(Dataset records on visual material)
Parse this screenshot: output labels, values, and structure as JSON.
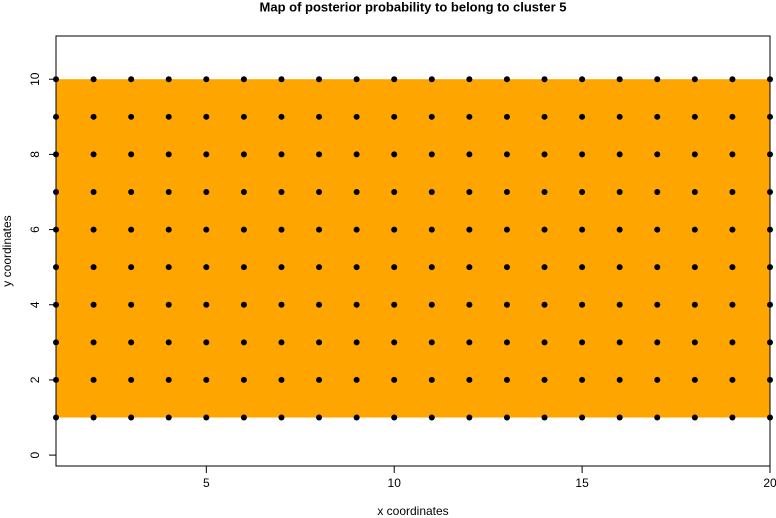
{
  "chart_data": {
    "type": "scatter",
    "title": "Map of posterior probability to belong to cluster  5",
    "xlabel": "x coordinates",
    "ylabel": "y coordinates",
    "color": "#000000",
    "region_color": "#ffa500",
    "xlim": [
      1,
      20
    ],
    "ylim": [
      -0.29,
      11.15
    ],
    "xticks": [
      5,
      10,
      15,
      20
    ],
    "yticks": [
      0,
      2,
      4,
      6,
      8,
      10
    ],
    "x": [
      1,
      2,
      3,
      4,
      5,
      6,
      7,
      8,
      9,
      10,
      11,
      12,
      13,
      14,
      15,
      16,
      17,
      18,
      19,
      20,
      1,
      2,
      3,
      4,
      5,
      6,
      7,
      8,
      9,
      10,
      11,
      12,
      13,
      14,
      15,
      16,
      17,
      18,
      19,
      20,
      1,
      2,
      3,
      4,
      5,
      6,
      7,
      8,
      9,
      10,
      11,
      12,
      13,
      14,
      15,
      16,
      17,
      18,
      19,
      20,
      1,
      2,
      3,
      4,
      5,
      6,
      7,
      8,
      9,
      10,
      11,
      12,
      13,
      14,
      15,
      16,
      17,
      18,
      19,
      20,
      1,
      2,
      3,
      4,
      5,
      6,
      7,
      8,
      9,
      10,
      11,
      12,
      13,
      14,
      15,
      16,
      17,
      18,
      19,
      20,
      1,
      2,
      3,
      4,
      5,
      6,
      7,
      8,
      9,
      10,
      11,
      12,
      13,
      14,
      15,
      16,
      17,
      18,
      19,
      20,
      1,
      2,
      3,
      4,
      5,
      6,
      7,
      8,
      9,
      10,
      11,
      12,
      13,
      14,
      15,
      16,
      17,
      18,
      19,
      20,
      1,
      2,
      3,
      4,
      5,
      6,
      7,
      8,
      9,
      10,
      11,
      12,
      13,
      14,
      15,
      16,
      17,
      18,
      19,
      20,
      1,
      2,
      3,
      4,
      5,
      6,
      7,
      8,
      9,
      10,
      11,
      12,
      13,
      14,
      15,
      16,
      17,
      18,
      19,
      20,
      1,
      2,
      3,
      4,
      5,
      6,
      7,
      8,
      9,
      10,
      11,
      12,
      13,
      14,
      15,
      16,
      17,
      18,
      19,
      20
    ],
    "y": [
      1,
      1,
      1,
      1,
      1,
      1,
      1,
      1,
      1,
      1,
      1,
      1,
      1,
      1,
      1,
      1,
      1,
      1,
      1,
      1,
      2,
      2,
      2,
      2,
      2,
      2,
      2,
      2,
      2,
      2,
      2,
      2,
      2,
      2,
      2,
      2,
      2,
      2,
      2,
      2,
      3,
      3,
      3,
      3,
      3,
      3,
      3,
      3,
      3,
      3,
      3,
      3,
      3,
      3,
      3,
      3,
      3,
      3,
      3,
      3,
      4,
      4,
      4,
      4,
      4,
      4,
      4,
      4,
      4,
      4,
      4,
      4,
      4,
      4,
      4,
      4,
      4,
      4,
      4,
      4,
      5,
      5,
      5,
      5,
      5,
      5,
      5,
      5,
      5,
      5,
      5,
      5,
      5,
      5,
      5,
      5,
      5,
      5,
      5,
      5,
      6,
      6,
      6,
      6,
      6,
      6,
      6,
      6,
      6,
      6,
      6,
      6,
      6,
      6,
      6,
      6,
      6,
      6,
      6,
      6,
      7,
      7,
      7,
      7,
      7,
      7,
      7,
      7,
      7,
      7,
      7,
      7,
      7,
      7,
      7,
      7,
      7,
      7,
      7,
      7,
      8,
      8,
      8,
      8,
      8,
      8,
      8,
      8,
      8,
      8,
      8,
      8,
      8,
      8,
      8,
      8,
      8,
      8,
      8,
      8,
      9,
      9,
      9,
      9,
      9,
      9,
      9,
      9,
      9,
      9,
      9,
      9,
      9,
      9,
      9,
      9,
      9,
      9,
      9,
      9,
      10,
      10,
      10,
      10,
      10,
      10,
      10,
      10,
      10,
      10,
      10,
      10,
      10,
      10,
      10,
      10,
      10,
      10,
      10,
      10
    ]
  }
}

### Task instructions
Without the pictures, write out all of the material exactly.

### Output of the exercise
Parse this screenshot: output labels, values, and structure as JSON.
{
  "chart_data": {
    "type": "scatter",
    "title": "Map of posterior probability to belong to cluster  5",
    "xlabel": "x coordinates",
    "ylabel": "y coordinates",
    "color": "#000000",
    "region_color": "#ffa500",
    "xlim": [
      1,
      20
    ],
    "ylim": [
      -0.29,
      11.15
    ],
    "xticks": [
      5,
      10,
      15,
      20
    ],
    "yticks": [
      0,
      2,
      4,
      6,
      8,
      10
    ],
    "x": [
      1,
      2,
      3,
      4,
      5,
      6,
      7,
      8,
      9,
      10,
      11,
      12,
      13,
      14,
      15,
      16,
      17,
      18,
      19,
      20,
      1,
      2,
      3,
      4,
      5,
      6,
      7,
      8,
      9,
      10,
      11,
      12,
      13,
      14,
      15,
      16,
      17,
      18,
      19,
      20,
      1,
      2,
      3,
      4,
      5,
      6,
      7,
      8,
      9,
      10,
      11,
      12,
      13,
      14,
      15,
      16,
      17,
      18,
      19,
      20,
      1,
      2,
      3,
      4,
      5,
      6,
      7,
      8,
      9,
      10,
      11,
      12,
      13,
      14,
      15,
      16,
      17,
      18,
      19,
      20,
      1,
      2,
      3,
      4,
      5,
      6,
      7,
      8,
      9,
      10,
      11,
      12,
      13,
      14,
      15,
      16,
      17,
      18,
      19,
      20,
      1,
      2,
      3,
      4,
      5,
      6,
      7,
      8,
      9,
      10,
      11,
      12,
      13,
      14,
      15,
      16,
      17,
      18,
      19,
      20,
      1,
      2,
      3,
      4,
      5,
      6,
      7,
      8,
      9,
      10,
      11,
      12,
      13,
      14,
      15,
      16,
      17,
      18,
      19,
      20,
      1,
      2,
      3,
      4,
      5,
      6,
      7,
      8,
      9,
      10,
      11,
      12,
      13,
      14,
      15,
      16,
      17,
      18,
      19,
      20,
      1,
      2,
      3,
      4,
      5,
      6,
      7,
      8,
      9,
      10,
      11,
      12,
      13,
      14,
      15,
      16,
      17,
      18,
      19,
      20,
      1,
      2,
      3,
      4,
      5,
      6,
      7,
      8,
      9,
      10,
      11,
      12,
      13,
      14,
      15,
      16,
      17,
      18,
      19,
      20
    ],
    "y": [
      1,
      1,
      1,
      1,
      1,
      1,
      1,
      1,
      1,
      1,
      1,
      1,
      1,
      1,
      1,
      1,
      1,
      1,
      1,
      1,
      2,
      2,
      2,
      2,
      2,
      2,
      2,
      2,
      2,
      2,
      2,
      2,
      2,
      2,
      2,
      2,
      2,
      2,
      2,
      2,
      3,
      3,
      3,
      3,
      3,
      3,
      3,
      3,
      3,
      3,
      3,
      3,
      3,
      3,
      3,
      3,
      3,
      3,
      3,
      3,
      4,
      4,
      4,
      4,
      4,
      4,
      4,
      4,
      4,
      4,
      4,
      4,
      4,
      4,
      4,
      4,
      4,
      4,
      4,
      4,
      5,
      5,
      5,
      5,
      5,
      5,
      5,
      5,
      5,
      5,
      5,
      5,
      5,
      5,
      5,
      5,
      5,
      5,
      5,
      5,
      6,
      6,
      6,
      6,
      6,
      6,
      6,
      6,
      6,
      6,
      6,
      6,
      6,
      6,
      6,
      6,
      6,
      6,
      6,
      6,
      7,
      7,
      7,
      7,
      7,
      7,
      7,
      7,
      7,
      7,
      7,
      7,
      7,
      7,
      7,
      7,
      7,
      7,
      7,
      7,
      8,
      8,
      8,
      8,
      8,
      8,
      8,
      8,
      8,
      8,
      8,
      8,
      8,
      8,
      8,
      8,
      8,
      8,
      8,
      8,
      9,
      9,
      9,
      9,
      9,
      9,
      9,
      9,
      9,
      9,
      9,
      9,
      9,
      9,
      9,
      9,
      9,
      9,
      9,
      9,
      10,
      10,
      10,
      10,
      10,
      10,
      10,
      10,
      10,
      10,
      10,
      10,
      10,
      10,
      10,
      10,
      10,
      10,
      10,
      10
    ]
  }
}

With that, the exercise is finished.